:: What is being asked ::
Please state the number of lines in the material below that contain "Broader", with no other words.

:: Provided records ::
* * *

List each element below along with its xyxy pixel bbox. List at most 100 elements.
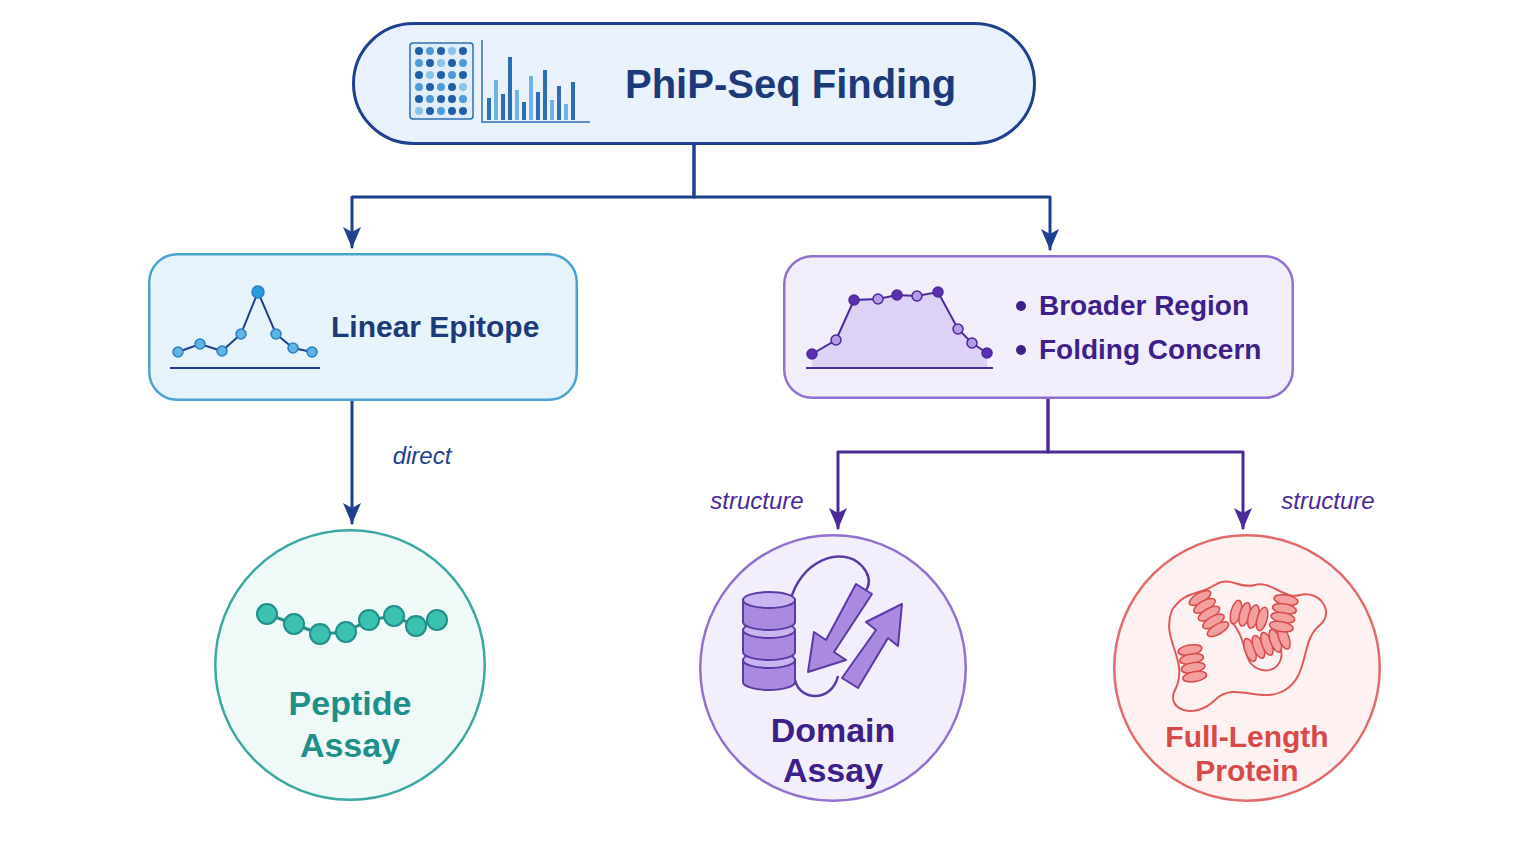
helix-turn <box>1250 634 1268 660</box>
signal-point <box>982 348 992 358</box>
plate-well <box>426 95 434 103</box>
signal-point <box>933 287 943 297</box>
node-text: Domain Assay <box>738 710 928 790</box>
flow-connector <box>694 145 1050 249</box>
signal-point <box>849 295 859 305</box>
peptide-residue <box>427 610 447 630</box>
chart-bar <box>550 100 554 120</box>
helix-cylinder-top <box>743 622 795 638</box>
signal-peak <box>252 286 264 298</box>
helix-cylinder <box>743 630 795 660</box>
box-outline <box>354 24 1035 144</box>
plate-well <box>426 71 434 79</box>
plate-well <box>415 71 423 79</box>
helix-turn <box>1270 611 1295 625</box>
protein-helix <box>1177 643 1207 684</box>
plate-well <box>415 107 423 115</box>
plate-well <box>448 71 456 79</box>
chart-axis <box>482 40 590 122</box>
plate-well <box>448 95 456 103</box>
protein-coil <box>1169 581 1326 710</box>
chart-bar <box>543 70 547 120</box>
chart-bar <box>557 86 561 120</box>
flow-connector <box>1048 399 1243 528</box>
protein-helix <box>1241 625 1292 663</box>
helix-turn <box>1254 606 1270 632</box>
node-text: Peptide Assay <box>250 682 450 766</box>
assay-circle: Full-Length Protein <box>1113 534 1381 802</box>
chart-bar <box>494 80 498 120</box>
node-text: Broader Region <box>1039 288 1289 324</box>
node-text: Folding Concern <box>1039 332 1289 368</box>
box-outline <box>784 256 1293 398</box>
signal-point <box>217 346 227 356</box>
helix-cylinder <box>743 600 795 630</box>
flow-connector <box>838 399 1048 528</box>
helix-turn <box>1192 595 1218 616</box>
plate-well <box>448 59 456 67</box>
plate-well <box>459 95 467 103</box>
circle-outline <box>1114 535 1380 801</box>
helix-turn <box>1228 599 1244 625</box>
chart-bar <box>487 98 491 120</box>
plate-well <box>448 47 456 55</box>
protein-helix <box>1228 599 1270 632</box>
peptide-residue <box>284 614 304 634</box>
plate-well <box>437 47 445 55</box>
plate-well <box>459 47 467 55</box>
helix-turn <box>1245 604 1261 630</box>
helix-cylinder <box>743 660 795 690</box>
chart-bar <box>529 76 533 120</box>
plate-well <box>448 107 456 115</box>
helix-cylinder-top <box>743 652 795 668</box>
chart-bar <box>564 104 568 120</box>
protein-helix <box>1187 588 1231 640</box>
flow-connector <box>351 401 354 523</box>
circle-outline <box>700 535 966 801</box>
plateau-signal-line <box>812 292 987 354</box>
plate-well <box>437 83 445 91</box>
node-text: Linear Epitope <box>331 308 571 346</box>
connector-label: structure <box>710 487 803 515</box>
signal-point <box>912 291 922 301</box>
helix-turn <box>1187 588 1213 609</box>
protein-helix <box>1269 593 1299 634</box>
plate-wells <box>415 47 467 115</box>
chart-bar <box>515 90 519 120</box>
node-outline <box>783 255 1294 399</box>
signal-point <box>873 294 883 304</box>
chart-bar <box>508 57 512 120</box>
helix-turn <box>1205 619 1231 640</box>
helix-turn <box>1182 670 1207 684</box>
connector-label: direct <box>393 442 452 470</box>
helix-turn <box>1272 602 1297 616</box>
plate-well <box>426 83 434 91</box>
helix-turn <box>1241 637 1259 663</box>
plate-outline <box>410 43 473 119</box>
bullet-dot <box>1016 345 1026 355</box>
signal-point <box>892 290 902 300</box>
plate-well <box>459 83 467 91</box>
peptide-residues <box>257 604 447 644</box>
plate-well <box>426 59 434 67</box>
peptide-backbone <box>267 614 437 634</box>
plate-well <box>415 95 423 103</box>
signal-point <box>831 335 841 345</box>
peptide-residue <box>336 622 356 642</box>
helix-turn <box>1258 631 1276 657</box>
helix-cylinders <box>743 592 795 690</box>
category-box: Linear Epitope <box>148 253 578 401</box>
peptide-residue <box>384 606 404 626</box>
helix-turn <box>1267 628 1285 654</box>
plate-well <box>437 59 445 67</box>
chart-bar <box>501 94 505 120</box>
plate-well <box>448 83 456 91</box>
helix-turn <box>1237 601 1253 627</box>
signal-point <box>967 338 977 348</box>
circle-outline <box>215 530 485 800</box>
category-box: Broader RegionFolding Concern <box>783 255 1294 399</box>
peptide-residue <box>257 604 277 624</box>
protein-coil <box>1230 620 1281 670</box>
helix-turn <box>1269 620 1294 634</box>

* * *

:: Exercise solution ::
2